- _Extracted information_
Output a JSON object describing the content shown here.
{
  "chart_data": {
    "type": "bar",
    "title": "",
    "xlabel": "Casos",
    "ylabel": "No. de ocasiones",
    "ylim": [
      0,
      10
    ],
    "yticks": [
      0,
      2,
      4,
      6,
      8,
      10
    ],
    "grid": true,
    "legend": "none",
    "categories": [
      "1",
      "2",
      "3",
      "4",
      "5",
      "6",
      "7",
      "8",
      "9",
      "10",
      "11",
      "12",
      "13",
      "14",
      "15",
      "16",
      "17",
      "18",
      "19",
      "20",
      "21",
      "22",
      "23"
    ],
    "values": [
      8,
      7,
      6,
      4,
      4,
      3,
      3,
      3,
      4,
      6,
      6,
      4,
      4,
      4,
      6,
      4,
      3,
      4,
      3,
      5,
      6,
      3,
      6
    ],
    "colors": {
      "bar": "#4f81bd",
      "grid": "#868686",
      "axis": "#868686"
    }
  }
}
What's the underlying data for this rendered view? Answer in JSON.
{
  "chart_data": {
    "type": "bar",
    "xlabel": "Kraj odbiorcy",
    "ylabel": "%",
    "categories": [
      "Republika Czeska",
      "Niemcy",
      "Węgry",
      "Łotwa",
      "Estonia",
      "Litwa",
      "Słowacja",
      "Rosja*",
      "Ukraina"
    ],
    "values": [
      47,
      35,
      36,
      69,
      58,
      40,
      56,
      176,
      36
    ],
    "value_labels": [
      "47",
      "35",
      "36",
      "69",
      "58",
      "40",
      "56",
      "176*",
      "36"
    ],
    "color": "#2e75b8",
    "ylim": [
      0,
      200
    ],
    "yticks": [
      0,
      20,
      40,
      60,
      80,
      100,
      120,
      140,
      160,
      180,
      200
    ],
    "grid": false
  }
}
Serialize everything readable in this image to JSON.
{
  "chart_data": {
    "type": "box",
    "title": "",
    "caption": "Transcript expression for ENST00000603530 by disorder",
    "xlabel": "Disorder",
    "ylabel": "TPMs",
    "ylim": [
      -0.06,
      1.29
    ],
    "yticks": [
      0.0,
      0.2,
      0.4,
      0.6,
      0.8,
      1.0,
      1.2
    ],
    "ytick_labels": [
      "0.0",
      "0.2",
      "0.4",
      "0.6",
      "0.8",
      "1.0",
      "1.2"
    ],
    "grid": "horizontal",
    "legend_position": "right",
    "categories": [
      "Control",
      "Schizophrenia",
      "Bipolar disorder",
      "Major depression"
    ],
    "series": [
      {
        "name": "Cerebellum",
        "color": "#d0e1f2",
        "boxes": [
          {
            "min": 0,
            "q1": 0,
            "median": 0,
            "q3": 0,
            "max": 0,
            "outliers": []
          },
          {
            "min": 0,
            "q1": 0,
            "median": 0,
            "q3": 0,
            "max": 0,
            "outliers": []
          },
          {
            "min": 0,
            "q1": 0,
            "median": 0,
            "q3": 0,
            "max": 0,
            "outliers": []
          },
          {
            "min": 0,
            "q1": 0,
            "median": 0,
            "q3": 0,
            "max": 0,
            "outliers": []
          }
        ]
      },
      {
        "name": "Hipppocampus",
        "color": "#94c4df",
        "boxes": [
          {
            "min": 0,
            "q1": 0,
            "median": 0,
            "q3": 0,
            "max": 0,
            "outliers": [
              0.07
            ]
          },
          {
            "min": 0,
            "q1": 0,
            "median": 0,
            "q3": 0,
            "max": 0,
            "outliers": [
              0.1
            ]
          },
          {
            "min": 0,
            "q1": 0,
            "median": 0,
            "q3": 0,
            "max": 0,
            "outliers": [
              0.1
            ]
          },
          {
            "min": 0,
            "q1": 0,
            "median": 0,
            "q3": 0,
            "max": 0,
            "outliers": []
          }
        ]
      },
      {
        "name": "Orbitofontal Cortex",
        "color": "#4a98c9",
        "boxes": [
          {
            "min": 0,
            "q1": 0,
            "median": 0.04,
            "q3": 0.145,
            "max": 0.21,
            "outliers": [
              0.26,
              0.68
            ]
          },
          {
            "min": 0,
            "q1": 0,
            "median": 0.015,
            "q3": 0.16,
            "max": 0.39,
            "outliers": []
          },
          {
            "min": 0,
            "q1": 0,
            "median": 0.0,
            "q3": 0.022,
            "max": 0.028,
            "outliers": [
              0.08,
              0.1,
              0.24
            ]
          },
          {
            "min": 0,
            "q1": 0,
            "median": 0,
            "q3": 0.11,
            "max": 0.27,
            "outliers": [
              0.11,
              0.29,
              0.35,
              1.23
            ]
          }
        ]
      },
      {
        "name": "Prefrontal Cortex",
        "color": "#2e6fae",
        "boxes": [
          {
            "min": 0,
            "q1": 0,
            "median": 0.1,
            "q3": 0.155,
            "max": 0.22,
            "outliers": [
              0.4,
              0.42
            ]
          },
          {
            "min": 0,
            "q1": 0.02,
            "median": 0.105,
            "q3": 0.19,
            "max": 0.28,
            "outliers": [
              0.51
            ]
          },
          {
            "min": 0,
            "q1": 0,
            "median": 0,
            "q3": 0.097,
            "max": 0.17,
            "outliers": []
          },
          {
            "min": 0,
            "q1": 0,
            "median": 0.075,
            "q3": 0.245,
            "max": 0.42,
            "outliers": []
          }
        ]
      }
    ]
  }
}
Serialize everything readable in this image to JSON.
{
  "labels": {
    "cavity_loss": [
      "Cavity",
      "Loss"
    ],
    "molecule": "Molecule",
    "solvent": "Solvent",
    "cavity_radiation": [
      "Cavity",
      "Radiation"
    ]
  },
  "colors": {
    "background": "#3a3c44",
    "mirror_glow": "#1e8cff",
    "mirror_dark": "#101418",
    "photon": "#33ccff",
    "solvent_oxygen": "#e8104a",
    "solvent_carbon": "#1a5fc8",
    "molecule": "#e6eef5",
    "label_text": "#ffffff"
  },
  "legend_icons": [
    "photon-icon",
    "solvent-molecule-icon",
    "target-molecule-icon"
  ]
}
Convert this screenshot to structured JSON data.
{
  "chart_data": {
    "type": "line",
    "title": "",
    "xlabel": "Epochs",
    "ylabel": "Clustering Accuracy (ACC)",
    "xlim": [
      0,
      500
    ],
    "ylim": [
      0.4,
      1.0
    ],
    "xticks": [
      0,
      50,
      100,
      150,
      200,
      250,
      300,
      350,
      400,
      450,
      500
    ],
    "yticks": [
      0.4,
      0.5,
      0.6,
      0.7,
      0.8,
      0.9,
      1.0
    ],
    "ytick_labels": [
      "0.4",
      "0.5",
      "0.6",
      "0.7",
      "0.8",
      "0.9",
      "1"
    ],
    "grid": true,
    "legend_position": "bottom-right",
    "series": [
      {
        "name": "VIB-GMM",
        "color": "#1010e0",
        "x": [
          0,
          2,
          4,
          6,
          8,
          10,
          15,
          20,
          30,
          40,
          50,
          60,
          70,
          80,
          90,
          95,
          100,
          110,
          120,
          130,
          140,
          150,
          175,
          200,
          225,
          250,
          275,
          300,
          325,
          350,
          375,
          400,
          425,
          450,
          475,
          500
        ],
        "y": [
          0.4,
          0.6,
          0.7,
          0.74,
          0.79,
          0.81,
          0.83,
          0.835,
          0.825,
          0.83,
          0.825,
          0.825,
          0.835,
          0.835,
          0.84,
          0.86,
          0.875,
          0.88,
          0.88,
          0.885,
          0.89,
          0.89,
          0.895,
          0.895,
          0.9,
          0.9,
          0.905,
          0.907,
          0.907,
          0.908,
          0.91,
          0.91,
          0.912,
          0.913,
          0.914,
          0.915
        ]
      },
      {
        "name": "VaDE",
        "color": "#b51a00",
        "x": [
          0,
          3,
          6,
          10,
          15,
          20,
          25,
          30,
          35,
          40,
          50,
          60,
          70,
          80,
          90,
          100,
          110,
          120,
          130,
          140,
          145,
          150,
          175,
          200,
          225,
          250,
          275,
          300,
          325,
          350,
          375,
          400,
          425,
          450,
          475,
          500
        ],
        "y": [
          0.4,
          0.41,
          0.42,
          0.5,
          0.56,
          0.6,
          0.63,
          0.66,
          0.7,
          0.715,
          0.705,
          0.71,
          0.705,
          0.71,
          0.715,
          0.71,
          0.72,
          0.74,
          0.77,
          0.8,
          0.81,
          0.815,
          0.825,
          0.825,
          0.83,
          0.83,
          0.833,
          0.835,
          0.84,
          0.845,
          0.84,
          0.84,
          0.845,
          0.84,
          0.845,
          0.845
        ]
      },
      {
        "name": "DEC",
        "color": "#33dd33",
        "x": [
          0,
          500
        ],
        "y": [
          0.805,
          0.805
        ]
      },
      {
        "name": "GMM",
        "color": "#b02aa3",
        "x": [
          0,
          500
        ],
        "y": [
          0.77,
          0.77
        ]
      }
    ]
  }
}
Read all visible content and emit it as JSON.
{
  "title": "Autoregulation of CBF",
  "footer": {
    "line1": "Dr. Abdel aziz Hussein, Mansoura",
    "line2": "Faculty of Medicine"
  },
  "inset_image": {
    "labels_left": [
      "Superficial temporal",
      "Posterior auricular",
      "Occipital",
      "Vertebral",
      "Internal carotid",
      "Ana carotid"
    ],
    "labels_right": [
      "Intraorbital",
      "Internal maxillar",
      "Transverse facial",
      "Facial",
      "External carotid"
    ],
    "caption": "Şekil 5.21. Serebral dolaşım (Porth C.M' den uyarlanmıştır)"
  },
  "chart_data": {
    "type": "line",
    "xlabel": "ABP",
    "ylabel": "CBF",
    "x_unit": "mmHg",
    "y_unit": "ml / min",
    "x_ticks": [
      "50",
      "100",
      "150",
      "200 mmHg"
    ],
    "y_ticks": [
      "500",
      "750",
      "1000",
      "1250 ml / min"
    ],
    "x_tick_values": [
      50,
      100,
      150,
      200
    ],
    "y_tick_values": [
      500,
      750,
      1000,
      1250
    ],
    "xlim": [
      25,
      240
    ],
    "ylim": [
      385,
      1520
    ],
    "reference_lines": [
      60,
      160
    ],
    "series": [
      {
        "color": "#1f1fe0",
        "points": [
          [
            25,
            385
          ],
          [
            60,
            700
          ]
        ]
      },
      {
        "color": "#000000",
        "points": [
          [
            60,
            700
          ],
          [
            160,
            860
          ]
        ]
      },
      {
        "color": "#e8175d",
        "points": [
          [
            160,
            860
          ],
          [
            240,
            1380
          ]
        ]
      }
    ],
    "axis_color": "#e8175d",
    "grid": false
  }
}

- _What you should do_
Every line holding "content" should be copied out.

- _The reply_
Output a JSON object describing the content shown here.
Read all visible content and emit it as JSON.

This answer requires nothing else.